Material for the task:

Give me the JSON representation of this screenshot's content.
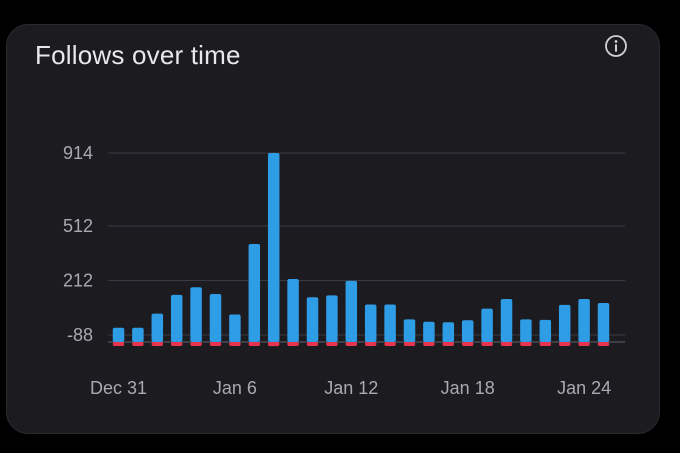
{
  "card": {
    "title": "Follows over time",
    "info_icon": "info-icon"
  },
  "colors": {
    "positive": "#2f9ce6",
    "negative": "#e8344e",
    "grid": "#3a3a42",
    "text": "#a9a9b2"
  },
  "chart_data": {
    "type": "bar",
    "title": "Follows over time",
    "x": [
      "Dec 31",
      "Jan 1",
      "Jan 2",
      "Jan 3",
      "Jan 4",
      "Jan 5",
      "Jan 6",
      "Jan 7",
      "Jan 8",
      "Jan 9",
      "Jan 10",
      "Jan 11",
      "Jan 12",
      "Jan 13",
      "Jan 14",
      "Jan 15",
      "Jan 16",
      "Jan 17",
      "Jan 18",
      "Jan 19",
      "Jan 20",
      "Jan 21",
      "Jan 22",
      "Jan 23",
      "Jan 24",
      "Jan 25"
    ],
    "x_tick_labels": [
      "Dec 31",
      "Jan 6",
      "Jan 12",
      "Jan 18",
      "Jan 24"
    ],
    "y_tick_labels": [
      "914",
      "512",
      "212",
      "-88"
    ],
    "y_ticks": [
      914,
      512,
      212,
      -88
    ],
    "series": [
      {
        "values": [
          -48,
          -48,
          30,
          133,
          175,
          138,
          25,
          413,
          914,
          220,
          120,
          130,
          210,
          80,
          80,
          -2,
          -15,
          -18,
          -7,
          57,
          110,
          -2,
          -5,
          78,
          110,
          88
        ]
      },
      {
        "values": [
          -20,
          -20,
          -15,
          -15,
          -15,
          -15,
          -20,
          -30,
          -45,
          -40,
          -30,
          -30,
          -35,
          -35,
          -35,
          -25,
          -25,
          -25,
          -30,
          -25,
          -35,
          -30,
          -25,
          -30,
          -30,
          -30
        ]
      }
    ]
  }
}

==

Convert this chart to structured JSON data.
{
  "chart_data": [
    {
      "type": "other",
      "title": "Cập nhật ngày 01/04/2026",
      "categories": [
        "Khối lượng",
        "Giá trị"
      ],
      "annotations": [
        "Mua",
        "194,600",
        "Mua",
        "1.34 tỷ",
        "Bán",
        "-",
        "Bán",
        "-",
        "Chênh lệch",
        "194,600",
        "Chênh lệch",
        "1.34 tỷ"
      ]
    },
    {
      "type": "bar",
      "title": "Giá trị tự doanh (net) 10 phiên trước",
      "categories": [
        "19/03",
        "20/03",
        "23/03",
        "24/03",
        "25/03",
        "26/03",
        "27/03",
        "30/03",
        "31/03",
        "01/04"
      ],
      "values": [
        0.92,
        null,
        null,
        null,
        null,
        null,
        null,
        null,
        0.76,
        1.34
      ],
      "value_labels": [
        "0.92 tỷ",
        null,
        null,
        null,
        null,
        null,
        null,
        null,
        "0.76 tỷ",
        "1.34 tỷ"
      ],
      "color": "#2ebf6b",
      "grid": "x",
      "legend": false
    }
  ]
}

Task description: Copy out each line of the records that holds the string "this".

Solution:
Give me the JSON representation of this screenshot's content.
Convert this chart to structured JSON data.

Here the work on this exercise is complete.